__Stated problem__.
Locate each line containing the string "Gabe" and copy it out.
━━━━━ Raw data ━━━━━
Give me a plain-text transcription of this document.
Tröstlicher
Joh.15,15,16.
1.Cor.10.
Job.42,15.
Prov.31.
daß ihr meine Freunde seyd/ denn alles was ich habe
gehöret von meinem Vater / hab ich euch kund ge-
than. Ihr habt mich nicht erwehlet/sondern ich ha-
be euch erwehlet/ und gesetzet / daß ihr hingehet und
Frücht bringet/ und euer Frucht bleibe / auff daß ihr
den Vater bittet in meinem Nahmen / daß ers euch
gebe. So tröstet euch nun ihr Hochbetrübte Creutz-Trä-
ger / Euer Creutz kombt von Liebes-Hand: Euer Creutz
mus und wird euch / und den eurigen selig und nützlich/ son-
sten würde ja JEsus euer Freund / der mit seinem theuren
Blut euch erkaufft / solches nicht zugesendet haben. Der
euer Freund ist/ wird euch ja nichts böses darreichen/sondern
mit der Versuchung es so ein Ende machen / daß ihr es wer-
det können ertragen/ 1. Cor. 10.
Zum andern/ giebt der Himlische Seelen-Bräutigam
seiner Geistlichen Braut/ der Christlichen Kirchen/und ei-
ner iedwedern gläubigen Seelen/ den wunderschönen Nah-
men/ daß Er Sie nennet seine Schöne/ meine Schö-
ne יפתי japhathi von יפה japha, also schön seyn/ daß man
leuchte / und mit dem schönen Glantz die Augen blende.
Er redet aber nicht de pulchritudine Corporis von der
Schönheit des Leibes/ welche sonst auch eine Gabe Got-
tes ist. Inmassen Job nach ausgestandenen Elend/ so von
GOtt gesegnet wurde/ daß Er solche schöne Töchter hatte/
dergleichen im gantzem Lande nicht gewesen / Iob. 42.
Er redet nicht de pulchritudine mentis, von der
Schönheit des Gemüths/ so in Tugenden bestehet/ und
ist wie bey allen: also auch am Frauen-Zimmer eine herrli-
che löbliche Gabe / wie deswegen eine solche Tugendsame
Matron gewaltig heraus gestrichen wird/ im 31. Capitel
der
━━━━━
__Task result__.
Schönheit des Leibes/ welche sonst auch eine Gabe Got-
che löbliche Gabe / wie deswegen eine solche Tugendsame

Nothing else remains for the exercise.